***** Material supplied
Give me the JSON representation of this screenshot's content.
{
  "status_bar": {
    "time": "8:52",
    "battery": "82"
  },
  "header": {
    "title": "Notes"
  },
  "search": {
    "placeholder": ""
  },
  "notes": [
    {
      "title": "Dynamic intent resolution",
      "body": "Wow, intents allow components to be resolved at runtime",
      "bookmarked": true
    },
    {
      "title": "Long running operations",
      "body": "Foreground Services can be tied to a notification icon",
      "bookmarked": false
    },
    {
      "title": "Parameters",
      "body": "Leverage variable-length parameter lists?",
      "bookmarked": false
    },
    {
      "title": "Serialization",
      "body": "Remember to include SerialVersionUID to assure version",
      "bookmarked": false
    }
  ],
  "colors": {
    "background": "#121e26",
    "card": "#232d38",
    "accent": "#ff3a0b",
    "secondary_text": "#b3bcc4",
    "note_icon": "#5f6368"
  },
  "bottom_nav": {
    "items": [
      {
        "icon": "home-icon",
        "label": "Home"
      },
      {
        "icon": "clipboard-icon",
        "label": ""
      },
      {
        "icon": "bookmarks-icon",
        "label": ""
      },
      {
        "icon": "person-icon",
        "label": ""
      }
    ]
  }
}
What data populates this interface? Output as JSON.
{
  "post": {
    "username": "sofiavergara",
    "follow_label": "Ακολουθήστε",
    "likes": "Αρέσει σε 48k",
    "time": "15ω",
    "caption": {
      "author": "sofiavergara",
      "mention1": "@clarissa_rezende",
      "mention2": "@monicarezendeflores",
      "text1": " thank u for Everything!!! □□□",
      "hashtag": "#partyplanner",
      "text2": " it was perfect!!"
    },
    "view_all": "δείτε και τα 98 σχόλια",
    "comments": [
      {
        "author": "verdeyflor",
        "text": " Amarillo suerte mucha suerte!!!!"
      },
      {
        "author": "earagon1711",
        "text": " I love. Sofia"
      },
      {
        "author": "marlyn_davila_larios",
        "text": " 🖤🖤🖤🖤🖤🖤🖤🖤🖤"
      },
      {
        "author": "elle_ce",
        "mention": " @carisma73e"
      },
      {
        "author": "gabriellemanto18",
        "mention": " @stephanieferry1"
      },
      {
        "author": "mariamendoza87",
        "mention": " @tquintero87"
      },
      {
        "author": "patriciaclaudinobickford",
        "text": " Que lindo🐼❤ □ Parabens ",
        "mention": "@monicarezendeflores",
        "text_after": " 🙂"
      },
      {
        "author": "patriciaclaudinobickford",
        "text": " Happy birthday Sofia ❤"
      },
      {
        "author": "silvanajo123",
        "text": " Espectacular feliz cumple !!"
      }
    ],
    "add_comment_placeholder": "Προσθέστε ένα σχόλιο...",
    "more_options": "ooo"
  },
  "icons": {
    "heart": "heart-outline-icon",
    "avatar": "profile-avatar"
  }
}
**********
- [Goal]: Look through the data above. Each line containing the word "this" needs to be copied.

- [Exercise answer]:
Give me the JSON representation of this screenshot's content.
What data populates this interface? Output as JSON.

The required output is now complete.